--- START ---

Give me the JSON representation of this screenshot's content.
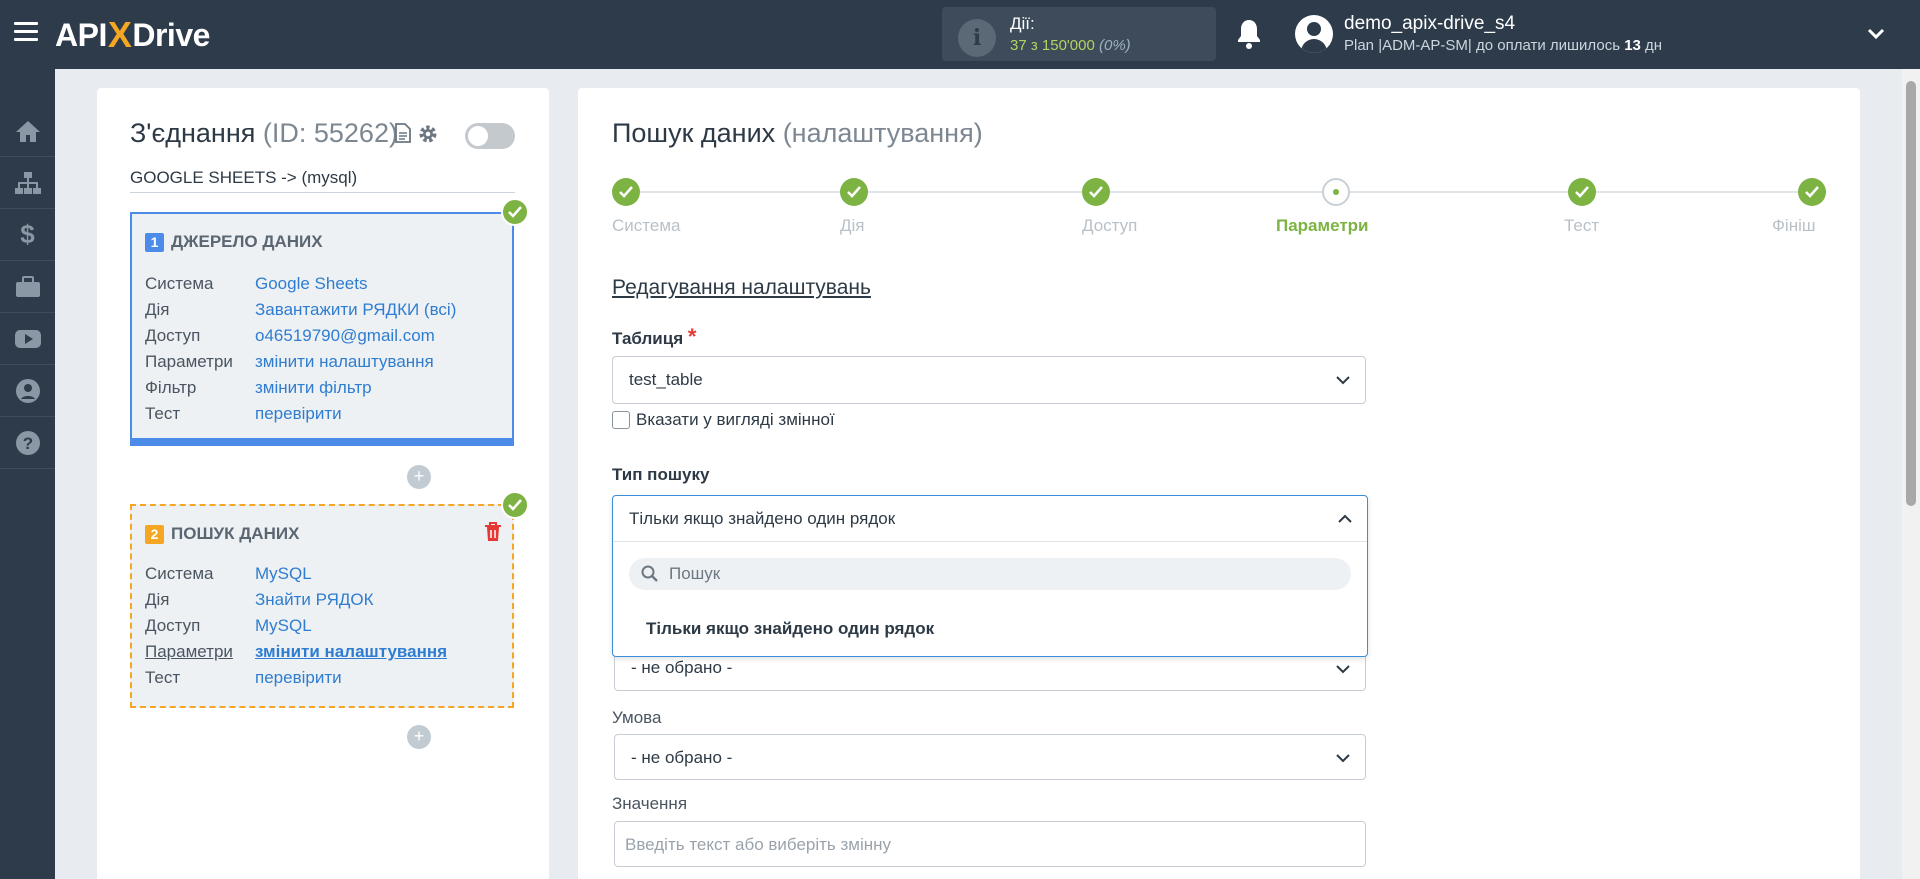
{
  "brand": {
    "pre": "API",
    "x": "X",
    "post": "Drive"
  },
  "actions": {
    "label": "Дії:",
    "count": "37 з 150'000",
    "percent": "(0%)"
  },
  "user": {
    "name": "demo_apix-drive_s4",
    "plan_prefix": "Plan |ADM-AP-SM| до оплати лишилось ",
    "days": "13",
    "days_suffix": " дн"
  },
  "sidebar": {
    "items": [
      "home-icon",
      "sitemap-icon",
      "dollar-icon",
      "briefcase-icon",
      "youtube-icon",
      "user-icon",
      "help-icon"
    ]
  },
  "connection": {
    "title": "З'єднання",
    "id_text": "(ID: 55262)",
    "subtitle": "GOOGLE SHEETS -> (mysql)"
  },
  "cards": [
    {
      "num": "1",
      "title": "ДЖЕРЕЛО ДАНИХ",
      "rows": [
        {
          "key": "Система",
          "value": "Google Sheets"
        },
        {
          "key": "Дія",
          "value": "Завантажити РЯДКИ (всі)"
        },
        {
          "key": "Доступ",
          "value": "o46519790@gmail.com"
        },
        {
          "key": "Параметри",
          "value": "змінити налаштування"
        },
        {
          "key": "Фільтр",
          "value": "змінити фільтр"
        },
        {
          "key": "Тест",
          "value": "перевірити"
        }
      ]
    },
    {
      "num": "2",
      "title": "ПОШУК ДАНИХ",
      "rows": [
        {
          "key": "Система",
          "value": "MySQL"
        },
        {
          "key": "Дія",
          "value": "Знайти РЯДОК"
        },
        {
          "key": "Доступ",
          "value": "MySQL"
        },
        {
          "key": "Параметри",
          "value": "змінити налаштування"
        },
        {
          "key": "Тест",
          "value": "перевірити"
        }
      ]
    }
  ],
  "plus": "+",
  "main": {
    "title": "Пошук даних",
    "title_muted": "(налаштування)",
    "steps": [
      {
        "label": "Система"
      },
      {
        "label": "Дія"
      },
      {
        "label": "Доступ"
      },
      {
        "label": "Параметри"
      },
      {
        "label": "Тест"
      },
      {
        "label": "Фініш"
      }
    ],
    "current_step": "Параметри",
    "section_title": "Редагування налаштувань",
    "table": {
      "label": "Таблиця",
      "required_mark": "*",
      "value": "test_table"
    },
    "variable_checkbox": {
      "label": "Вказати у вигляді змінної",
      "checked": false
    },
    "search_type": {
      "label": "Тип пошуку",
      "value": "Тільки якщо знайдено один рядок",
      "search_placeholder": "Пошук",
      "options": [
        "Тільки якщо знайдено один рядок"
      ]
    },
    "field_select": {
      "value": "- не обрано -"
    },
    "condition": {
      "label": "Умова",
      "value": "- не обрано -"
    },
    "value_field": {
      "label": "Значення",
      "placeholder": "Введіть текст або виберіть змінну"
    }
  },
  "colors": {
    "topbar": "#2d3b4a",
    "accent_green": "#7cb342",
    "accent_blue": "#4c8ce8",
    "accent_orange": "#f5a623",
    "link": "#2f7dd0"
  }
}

--- END ---
--- START ---

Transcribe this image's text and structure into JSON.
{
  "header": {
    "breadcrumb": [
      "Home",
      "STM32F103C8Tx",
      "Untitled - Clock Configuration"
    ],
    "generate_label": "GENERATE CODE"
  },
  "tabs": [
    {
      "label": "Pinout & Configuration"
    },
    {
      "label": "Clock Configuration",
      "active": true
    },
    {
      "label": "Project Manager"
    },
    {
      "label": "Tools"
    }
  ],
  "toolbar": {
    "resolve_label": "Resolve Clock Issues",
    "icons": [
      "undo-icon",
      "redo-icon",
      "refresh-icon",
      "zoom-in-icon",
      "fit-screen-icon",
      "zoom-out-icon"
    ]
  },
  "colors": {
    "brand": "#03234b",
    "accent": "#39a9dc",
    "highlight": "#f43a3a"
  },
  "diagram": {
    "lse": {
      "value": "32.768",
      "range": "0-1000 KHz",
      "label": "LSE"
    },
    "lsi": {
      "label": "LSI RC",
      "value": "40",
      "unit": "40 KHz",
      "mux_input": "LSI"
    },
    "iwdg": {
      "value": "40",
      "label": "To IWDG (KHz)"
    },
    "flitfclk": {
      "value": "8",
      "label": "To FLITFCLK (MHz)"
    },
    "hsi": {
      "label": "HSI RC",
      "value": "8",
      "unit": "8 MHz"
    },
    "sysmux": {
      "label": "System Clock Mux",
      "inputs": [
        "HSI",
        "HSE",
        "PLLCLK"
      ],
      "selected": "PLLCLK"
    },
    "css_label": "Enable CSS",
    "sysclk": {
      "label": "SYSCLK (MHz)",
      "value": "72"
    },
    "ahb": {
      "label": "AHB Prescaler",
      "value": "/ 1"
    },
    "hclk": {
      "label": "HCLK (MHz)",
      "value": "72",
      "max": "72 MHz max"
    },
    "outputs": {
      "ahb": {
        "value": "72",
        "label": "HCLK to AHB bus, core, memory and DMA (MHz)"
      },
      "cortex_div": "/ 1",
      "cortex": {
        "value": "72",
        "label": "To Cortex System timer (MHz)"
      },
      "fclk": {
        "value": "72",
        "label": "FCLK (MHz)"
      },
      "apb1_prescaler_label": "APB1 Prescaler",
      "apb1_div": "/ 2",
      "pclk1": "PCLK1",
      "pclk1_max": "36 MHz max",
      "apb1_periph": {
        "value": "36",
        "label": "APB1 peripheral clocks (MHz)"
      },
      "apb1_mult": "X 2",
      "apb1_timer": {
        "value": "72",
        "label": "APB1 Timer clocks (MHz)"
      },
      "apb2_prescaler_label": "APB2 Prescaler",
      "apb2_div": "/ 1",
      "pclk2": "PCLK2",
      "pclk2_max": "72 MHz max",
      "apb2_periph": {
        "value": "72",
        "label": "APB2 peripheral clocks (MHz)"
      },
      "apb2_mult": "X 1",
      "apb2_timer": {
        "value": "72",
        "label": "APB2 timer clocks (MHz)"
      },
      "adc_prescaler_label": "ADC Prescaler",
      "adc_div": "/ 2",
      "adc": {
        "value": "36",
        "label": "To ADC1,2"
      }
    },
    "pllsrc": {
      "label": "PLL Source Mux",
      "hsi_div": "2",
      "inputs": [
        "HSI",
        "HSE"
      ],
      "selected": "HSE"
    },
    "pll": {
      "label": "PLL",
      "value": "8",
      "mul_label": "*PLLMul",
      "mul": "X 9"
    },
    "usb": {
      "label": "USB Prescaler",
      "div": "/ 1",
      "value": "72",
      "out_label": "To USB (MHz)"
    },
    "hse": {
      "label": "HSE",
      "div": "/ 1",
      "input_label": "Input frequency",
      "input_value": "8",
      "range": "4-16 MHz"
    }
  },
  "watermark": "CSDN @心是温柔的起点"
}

--- END ---

Exercise aim: Show every line in the entries where the string "один" occurs.

Complete answer:
      "value": "Тільки якщо знайдено один рядок",
        "Тільки якщо знайдено один рядок"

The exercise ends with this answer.